--- begin PROVIDED DATA ---
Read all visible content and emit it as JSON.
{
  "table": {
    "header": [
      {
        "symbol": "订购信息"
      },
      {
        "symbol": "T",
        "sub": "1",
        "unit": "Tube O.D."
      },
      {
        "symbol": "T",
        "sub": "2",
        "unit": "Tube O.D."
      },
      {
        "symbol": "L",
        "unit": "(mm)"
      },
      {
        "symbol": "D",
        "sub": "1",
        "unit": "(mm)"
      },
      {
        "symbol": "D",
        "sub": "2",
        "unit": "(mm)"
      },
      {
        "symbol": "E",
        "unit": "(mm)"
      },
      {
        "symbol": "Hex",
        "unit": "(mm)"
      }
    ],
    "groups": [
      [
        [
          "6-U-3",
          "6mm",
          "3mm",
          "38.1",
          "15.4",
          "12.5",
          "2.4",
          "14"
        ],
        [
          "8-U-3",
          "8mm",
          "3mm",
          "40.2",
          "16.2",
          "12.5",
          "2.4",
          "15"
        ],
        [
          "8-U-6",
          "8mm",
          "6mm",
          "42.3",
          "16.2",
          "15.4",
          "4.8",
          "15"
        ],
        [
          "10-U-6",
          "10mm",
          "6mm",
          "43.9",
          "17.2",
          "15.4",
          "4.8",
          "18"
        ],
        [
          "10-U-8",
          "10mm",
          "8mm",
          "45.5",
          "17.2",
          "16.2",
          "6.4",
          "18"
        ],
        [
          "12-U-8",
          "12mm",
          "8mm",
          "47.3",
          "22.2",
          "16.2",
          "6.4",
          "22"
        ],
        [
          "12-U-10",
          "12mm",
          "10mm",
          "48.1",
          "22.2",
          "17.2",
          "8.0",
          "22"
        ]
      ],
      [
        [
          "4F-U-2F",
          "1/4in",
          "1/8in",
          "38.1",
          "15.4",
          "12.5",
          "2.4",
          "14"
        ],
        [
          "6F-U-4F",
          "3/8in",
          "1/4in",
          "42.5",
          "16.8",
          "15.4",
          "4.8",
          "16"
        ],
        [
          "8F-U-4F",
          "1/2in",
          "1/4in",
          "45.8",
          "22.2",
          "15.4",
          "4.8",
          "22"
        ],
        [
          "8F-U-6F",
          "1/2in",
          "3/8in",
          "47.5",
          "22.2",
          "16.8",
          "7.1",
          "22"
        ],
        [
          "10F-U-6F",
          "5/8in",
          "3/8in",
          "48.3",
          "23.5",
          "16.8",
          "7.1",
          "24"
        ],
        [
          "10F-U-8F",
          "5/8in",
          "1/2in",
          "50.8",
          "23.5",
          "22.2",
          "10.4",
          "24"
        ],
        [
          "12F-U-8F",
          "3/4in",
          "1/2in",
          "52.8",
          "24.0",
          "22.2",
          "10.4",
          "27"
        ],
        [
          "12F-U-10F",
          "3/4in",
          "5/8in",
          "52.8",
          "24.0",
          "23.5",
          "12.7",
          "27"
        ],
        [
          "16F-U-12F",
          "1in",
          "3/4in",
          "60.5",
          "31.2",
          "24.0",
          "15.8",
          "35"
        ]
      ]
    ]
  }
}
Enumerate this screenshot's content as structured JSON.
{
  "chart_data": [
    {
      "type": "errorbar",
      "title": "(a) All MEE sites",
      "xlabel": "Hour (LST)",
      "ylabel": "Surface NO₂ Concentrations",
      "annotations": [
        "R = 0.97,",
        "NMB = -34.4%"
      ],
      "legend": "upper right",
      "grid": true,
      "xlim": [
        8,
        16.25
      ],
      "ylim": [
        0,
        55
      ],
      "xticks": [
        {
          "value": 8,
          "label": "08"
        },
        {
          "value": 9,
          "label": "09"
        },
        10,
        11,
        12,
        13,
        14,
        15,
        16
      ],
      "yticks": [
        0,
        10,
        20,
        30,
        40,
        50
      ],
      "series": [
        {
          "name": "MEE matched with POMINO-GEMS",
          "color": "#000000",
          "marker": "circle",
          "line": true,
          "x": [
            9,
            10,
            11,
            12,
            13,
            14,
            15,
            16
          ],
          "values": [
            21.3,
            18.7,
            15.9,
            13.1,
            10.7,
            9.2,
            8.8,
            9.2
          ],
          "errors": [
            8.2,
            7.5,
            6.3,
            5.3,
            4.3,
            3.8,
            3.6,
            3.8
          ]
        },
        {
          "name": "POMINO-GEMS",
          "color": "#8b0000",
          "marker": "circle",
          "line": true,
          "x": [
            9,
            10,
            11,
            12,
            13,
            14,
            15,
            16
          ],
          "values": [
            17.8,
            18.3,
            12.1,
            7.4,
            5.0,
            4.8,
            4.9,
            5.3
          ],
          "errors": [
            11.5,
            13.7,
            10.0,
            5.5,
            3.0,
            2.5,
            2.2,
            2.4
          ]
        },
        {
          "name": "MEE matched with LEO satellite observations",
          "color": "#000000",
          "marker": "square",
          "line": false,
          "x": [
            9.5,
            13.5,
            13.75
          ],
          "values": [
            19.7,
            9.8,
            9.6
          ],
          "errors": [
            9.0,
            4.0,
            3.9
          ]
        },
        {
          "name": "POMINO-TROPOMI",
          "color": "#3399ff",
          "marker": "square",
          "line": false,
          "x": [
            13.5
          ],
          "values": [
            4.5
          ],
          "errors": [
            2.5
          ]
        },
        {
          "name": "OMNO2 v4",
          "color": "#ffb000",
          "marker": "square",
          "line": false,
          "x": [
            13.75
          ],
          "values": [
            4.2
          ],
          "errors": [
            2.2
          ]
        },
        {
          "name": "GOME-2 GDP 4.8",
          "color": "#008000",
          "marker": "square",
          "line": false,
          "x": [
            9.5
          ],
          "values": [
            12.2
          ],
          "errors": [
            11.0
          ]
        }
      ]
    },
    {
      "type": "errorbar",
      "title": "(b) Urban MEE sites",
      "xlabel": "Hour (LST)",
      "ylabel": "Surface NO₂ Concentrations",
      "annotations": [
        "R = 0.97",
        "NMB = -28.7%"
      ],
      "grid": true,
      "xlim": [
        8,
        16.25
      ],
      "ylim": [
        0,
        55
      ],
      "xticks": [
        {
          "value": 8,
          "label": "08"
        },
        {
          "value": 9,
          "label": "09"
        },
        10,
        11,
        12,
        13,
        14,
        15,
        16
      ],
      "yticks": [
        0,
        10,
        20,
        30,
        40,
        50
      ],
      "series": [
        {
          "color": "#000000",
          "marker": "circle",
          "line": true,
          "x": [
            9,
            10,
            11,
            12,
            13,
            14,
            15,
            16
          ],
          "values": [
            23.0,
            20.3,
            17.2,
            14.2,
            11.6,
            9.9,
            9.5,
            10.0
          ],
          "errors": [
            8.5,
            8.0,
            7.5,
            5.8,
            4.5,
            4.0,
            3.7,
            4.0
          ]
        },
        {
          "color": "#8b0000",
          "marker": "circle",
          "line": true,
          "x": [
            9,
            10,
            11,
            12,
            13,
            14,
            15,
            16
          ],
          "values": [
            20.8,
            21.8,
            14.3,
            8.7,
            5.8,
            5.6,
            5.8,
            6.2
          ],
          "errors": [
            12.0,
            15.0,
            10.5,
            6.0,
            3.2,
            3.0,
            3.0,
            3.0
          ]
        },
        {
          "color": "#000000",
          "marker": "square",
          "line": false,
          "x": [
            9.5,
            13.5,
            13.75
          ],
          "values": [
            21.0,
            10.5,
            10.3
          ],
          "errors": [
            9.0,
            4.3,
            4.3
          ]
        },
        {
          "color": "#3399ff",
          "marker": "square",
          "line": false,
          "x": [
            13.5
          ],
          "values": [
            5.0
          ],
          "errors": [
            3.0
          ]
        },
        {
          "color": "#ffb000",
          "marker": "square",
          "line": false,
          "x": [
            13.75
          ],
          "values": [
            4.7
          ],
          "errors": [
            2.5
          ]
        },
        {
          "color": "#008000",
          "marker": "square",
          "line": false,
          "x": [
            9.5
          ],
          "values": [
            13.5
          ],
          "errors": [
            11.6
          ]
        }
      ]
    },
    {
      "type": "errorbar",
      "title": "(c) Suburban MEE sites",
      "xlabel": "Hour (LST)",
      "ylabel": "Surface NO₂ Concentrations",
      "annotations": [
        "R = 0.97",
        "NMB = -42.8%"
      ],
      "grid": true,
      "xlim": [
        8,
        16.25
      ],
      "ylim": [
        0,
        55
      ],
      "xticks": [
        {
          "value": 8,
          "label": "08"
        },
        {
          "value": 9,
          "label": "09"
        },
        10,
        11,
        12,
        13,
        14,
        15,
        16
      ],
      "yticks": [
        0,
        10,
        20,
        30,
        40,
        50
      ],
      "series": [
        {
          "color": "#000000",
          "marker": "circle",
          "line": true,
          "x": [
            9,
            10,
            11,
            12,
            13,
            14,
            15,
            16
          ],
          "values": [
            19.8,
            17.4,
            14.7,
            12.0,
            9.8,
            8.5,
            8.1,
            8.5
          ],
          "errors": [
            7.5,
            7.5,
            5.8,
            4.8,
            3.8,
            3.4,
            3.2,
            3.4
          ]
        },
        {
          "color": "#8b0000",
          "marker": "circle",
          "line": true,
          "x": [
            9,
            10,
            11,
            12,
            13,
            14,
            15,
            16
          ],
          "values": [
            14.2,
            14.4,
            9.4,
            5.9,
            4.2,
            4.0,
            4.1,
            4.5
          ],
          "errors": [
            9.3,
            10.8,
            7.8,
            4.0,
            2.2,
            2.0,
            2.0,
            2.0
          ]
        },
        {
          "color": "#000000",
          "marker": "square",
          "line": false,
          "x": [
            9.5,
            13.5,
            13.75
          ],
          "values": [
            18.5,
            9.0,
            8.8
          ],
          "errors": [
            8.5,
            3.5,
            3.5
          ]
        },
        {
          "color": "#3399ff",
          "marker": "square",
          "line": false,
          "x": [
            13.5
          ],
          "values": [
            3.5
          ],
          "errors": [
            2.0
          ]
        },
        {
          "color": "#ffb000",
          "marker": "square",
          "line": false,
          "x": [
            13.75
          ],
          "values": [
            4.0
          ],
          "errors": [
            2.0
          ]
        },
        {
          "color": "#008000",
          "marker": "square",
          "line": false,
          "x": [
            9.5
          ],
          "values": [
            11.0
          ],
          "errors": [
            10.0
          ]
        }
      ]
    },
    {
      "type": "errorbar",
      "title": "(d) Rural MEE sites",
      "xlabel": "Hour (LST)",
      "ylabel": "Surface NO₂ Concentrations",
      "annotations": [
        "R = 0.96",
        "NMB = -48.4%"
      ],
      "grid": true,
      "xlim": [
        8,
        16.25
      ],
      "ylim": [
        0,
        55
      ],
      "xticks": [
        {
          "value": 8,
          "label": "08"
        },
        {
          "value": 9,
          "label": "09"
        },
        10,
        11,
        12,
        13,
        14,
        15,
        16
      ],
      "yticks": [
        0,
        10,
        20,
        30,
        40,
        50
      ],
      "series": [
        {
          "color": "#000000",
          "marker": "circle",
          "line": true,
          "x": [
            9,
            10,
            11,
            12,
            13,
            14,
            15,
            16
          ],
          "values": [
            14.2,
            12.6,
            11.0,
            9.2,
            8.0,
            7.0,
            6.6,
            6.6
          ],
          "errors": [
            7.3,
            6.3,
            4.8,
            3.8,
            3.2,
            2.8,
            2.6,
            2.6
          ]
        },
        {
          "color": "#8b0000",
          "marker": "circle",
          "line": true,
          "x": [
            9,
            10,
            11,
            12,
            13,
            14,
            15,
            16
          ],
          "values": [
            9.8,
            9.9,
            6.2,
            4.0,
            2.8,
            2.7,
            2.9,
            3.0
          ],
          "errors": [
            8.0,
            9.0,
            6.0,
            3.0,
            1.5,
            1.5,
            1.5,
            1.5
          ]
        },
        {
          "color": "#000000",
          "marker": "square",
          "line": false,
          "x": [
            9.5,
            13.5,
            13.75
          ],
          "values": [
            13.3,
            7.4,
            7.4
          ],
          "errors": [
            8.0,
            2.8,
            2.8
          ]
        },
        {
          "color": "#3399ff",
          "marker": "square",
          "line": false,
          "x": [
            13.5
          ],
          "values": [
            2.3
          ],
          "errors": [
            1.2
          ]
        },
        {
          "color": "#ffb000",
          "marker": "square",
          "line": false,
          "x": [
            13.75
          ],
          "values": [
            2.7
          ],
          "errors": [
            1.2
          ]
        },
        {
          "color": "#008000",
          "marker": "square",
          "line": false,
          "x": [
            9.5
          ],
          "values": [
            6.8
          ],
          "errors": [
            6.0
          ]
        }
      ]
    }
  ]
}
--- end PROVIDED DATA ---
* SET EXERCISE *
Reproduce each line of the entries in which the word "matched" is found.

* OUTPUT *
          "name": "MEE matched with POMINO-GEMS",
          "name": "MEE matched with LEO satellite observations",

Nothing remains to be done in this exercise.